# [The problem]
Each line containing the word "Sistema" needs to be copied.

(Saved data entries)
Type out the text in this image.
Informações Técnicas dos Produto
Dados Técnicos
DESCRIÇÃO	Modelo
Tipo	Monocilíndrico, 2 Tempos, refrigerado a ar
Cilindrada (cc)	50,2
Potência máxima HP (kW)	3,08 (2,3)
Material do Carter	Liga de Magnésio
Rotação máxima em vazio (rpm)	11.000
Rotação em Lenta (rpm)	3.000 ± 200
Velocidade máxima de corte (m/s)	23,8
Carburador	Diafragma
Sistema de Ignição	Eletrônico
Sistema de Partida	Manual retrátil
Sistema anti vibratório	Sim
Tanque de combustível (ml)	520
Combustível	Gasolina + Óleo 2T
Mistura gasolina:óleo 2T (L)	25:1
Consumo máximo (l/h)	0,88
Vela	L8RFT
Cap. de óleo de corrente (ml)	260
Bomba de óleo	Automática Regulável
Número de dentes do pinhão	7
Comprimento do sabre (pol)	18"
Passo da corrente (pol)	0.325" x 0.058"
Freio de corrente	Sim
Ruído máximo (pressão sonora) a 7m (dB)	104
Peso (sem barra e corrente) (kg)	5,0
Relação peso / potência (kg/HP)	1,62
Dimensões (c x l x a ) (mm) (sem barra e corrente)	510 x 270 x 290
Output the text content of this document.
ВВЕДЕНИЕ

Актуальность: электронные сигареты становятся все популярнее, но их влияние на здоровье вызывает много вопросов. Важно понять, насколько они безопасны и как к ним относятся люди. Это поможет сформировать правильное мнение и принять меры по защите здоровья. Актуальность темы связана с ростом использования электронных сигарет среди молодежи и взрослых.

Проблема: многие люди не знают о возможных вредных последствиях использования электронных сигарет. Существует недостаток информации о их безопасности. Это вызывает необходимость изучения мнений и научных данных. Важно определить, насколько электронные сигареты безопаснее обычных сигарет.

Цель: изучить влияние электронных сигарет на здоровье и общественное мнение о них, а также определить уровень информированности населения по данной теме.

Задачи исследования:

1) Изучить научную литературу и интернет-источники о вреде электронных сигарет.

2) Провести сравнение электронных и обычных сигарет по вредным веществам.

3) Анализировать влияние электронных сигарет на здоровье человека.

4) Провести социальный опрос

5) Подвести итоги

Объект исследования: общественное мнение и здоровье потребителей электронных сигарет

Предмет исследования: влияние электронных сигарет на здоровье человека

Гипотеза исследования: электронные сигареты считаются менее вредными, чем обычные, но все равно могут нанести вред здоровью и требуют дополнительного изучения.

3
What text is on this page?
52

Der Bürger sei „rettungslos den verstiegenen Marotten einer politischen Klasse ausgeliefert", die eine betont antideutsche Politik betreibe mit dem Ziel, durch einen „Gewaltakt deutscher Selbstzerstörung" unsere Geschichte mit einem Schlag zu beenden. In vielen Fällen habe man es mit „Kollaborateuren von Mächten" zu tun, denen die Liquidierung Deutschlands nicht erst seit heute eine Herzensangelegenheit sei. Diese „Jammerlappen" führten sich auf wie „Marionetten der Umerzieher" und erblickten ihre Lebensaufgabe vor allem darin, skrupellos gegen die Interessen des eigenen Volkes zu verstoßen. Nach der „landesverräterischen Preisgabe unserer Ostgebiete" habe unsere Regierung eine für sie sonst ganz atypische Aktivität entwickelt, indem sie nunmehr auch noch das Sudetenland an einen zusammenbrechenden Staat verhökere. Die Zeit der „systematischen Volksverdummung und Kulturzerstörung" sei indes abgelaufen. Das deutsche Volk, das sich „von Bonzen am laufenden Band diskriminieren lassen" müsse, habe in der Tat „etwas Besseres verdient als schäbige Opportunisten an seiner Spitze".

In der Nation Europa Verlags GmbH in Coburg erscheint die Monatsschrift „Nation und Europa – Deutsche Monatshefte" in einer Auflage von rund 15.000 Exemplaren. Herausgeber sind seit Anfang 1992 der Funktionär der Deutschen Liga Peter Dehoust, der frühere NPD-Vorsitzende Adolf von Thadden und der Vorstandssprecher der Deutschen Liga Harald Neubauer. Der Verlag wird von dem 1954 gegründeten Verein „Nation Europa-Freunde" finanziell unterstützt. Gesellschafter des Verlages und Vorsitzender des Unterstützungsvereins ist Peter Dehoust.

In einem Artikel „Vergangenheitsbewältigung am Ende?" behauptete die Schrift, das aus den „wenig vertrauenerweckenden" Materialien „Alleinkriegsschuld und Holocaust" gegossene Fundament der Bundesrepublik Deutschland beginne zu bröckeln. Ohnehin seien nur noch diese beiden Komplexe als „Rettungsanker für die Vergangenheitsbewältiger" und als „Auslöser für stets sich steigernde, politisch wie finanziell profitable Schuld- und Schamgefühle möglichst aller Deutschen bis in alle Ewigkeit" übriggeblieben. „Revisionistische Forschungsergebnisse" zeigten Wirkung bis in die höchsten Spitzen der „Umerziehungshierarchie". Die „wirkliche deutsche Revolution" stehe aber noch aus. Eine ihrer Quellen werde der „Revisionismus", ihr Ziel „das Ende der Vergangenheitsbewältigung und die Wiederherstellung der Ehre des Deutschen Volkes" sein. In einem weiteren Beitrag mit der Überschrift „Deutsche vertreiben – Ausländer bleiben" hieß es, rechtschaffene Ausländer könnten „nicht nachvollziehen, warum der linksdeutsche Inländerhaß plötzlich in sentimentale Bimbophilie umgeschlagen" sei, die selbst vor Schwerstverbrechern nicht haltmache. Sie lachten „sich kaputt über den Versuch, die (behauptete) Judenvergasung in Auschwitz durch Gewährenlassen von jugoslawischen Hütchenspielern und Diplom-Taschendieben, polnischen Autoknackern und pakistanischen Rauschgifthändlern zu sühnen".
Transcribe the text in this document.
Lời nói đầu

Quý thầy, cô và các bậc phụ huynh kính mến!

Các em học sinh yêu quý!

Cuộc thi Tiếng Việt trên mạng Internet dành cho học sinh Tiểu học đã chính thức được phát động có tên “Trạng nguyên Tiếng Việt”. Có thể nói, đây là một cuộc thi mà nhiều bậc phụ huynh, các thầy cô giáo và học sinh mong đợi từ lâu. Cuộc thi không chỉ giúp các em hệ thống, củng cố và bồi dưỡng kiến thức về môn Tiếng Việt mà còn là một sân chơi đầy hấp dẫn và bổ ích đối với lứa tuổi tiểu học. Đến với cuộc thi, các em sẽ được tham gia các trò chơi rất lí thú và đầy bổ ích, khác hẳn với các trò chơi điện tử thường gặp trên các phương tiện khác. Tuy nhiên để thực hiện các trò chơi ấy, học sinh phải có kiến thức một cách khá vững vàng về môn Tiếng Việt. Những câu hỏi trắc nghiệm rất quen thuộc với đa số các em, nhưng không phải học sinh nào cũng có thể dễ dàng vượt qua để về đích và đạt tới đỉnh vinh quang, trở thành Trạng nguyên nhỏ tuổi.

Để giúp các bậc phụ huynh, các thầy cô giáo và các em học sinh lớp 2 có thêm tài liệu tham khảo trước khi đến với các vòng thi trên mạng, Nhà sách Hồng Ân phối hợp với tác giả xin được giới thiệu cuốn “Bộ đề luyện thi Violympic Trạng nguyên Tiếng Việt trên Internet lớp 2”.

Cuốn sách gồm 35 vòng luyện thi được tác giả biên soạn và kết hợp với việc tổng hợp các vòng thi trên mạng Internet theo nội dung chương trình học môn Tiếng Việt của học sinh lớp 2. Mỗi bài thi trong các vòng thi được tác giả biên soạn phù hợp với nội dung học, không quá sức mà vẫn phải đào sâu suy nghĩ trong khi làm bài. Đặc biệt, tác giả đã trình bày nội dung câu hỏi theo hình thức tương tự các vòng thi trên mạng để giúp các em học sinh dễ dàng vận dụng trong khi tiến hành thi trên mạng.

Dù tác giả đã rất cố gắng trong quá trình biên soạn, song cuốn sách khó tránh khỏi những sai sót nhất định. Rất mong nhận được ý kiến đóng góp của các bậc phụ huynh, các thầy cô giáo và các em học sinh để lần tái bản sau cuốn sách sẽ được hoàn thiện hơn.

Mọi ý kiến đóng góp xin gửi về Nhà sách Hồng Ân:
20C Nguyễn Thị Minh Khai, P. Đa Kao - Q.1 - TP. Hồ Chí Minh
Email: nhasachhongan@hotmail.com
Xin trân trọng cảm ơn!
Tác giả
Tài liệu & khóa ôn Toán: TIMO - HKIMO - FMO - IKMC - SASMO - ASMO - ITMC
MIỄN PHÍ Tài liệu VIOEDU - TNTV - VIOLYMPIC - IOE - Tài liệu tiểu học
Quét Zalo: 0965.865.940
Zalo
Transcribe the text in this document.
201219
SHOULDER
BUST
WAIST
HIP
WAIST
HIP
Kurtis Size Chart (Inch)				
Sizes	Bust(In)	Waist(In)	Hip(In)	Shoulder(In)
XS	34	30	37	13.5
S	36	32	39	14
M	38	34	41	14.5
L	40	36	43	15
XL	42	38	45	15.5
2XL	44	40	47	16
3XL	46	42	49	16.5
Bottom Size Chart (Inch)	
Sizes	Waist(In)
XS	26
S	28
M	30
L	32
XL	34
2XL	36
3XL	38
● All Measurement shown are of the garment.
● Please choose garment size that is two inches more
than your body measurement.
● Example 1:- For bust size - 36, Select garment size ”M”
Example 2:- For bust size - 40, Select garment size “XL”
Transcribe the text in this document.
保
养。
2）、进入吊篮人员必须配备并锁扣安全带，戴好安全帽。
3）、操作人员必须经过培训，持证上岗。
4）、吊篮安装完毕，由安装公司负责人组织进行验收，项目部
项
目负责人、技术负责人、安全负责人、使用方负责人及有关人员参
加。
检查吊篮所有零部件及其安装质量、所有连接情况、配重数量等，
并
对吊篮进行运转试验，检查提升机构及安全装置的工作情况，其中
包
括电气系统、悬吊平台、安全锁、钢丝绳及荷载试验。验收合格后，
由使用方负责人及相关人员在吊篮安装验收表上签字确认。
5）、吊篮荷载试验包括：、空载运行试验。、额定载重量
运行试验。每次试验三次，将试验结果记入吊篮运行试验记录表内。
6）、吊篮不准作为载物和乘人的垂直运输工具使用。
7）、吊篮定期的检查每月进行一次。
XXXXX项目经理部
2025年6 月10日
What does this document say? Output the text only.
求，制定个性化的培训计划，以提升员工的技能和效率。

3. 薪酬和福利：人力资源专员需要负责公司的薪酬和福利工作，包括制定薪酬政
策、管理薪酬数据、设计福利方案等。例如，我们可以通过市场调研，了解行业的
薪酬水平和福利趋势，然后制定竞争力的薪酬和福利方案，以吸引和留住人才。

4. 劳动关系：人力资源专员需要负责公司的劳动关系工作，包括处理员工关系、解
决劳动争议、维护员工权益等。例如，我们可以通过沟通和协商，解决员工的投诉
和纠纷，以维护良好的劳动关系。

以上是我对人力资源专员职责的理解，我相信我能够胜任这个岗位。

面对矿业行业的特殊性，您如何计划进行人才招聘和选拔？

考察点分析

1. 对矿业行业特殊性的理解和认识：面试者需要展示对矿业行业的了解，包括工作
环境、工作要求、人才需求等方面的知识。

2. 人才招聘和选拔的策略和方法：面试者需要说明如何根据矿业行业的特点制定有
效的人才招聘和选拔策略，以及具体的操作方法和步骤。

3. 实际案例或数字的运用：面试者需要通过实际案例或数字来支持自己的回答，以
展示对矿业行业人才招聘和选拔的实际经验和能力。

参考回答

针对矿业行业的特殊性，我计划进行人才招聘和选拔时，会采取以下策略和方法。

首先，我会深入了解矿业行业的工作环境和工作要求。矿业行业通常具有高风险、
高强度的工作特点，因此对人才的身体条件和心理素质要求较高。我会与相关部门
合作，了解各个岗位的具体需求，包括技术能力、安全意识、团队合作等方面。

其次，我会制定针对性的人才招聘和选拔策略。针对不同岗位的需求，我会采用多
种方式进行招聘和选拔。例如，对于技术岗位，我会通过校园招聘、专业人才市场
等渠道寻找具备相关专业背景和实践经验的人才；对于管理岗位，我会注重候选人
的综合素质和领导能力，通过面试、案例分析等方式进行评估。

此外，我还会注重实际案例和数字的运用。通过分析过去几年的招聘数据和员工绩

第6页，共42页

# [Answer]
Sistema de Ignição	Eletrônico
Sistema de Partida	Manual retrátil
Sistema anti vibratório	Sim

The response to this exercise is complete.